**Given instruction**
Pictures within the data are to be left out; everything else must be reproduced exactly.

========

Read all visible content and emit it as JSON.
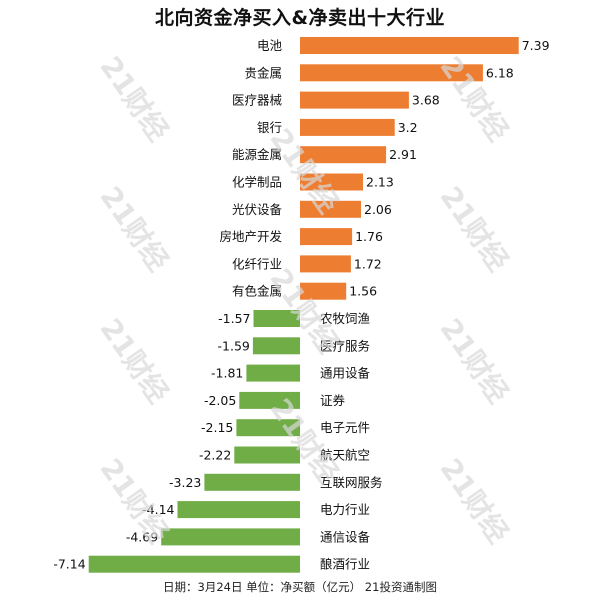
{
  "chart_data": {
    "type": "bar",
    "orientation": "horizontal",
    "title": "北向资金净买入&净卖出十大行业",
    "categories": [
      "电池",
      "贵金属",
      "医疗器械",
      "银行",
      "能源金属",
      "化学制品",
      "光伏设备",
      "房地产开发",
      "化纤行业",
      "有色金属",
      "农牧饲渔",
      "医疗服务",
      "通用设备",
      "证券",
      "电子元件",
      "航天航空",
      "互联网服务",
      "电力行业",
      "通信设备",
      "酿酒行业"
    ],
    "values": [
      7.39,
      6.18,
      3.68,
      3.2,
      2.91,
      2.13,
      2.06,
      1.76,
      1.72,
      1.56,
      -1.57,
      -1.59,
      -1.81,
      -2.05,
      -2.15,
      -2.22,
      -3.23,
      -4.14,
      -4.69,
      -7.14
    ],
    "value_labels": [
      "7.39",
      "6.18",
      "3.68",
      "3.2",
      "2.91",
      "2.13",
      "2.06",
      "1.76",
      "1.72",
      "1.56",
      "-1.57",
      "-1.59",
      "-1.81",
      "-2.05",
      "-2.15",
      "-2.22",
      "-3.23",
      "-4.14",
      "-4.69",
      "-7.14"
    ],
    "colors": {
      "positive": "#ED7D31",
      "negative": "#70AD47"
    },
    "xlim": [
      -7.14,
      7.39
    ],
    "grid": false,
    "legend": "none"
  },
  "footer": "日期：3月24日 单位：净买额（亿元） 21投资通制图",
  "watermark": "21财经"
}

========

**Task response**
Read all visible content and emit it as JSON.
{
  "chart_data": {
    "type": "bar",
    "orientation": "horizontal",
    "title": "北向资金净买入&净卖出十大行业",
    "categories": [
      "电池",
      "贵金属",
      "医疗器械",
      "银行",
      "能源金属",
      "化学制品",
      "光伏设备",
      "房地产开发",
      "化纤行业",
      "有色金属",
      "农牧饲渔",
      "医疗服务",
      "通用设备",
      "证券",
      "电子元件",
      "航天航空",
      "互联网服务",
      "电力行业",
      "通信设备",
      "酿酒行业"
    ],
    "values": [
      7.39,
      6.18,
      3.68,
      3.2,
      2.91,
      2.13,
      2.06,
      1.76,
      1.72,
      1.56,
      -1.57,
      -1.59,
      -1.81,
      -2.05,
      -2.15,
      -2.22,
      -3.23,
      -4.14,
      -4.69,
      -7.14
    ],
    "value_labels": [
      "7.39",
      "6.18",
      "3.68",
      "3.2",
      "2.91",
      "2.13",
      "2.06",
      "1.76",
      "1.72",
      "1.56",
      "-1.57",
      "-1.59",
      "-1.81",
      "-2.05",
      "-2.15",
      "-2.22",
      "-3.23",
      "-4.14",
      "-4.69",
      "-7.14"
    ],
    "colors": {
      "positive": "#ED7D31",
      "negative": "#70AD47"
    },
    "xlim": [
      -7.14,
      7.39
    ],
    "grid": false,
    "legend": "none"
  },
  "footer": "日期：3月24日 单位：净买额（亿元） 21投资通制图",
  "watermark": "21财经"
}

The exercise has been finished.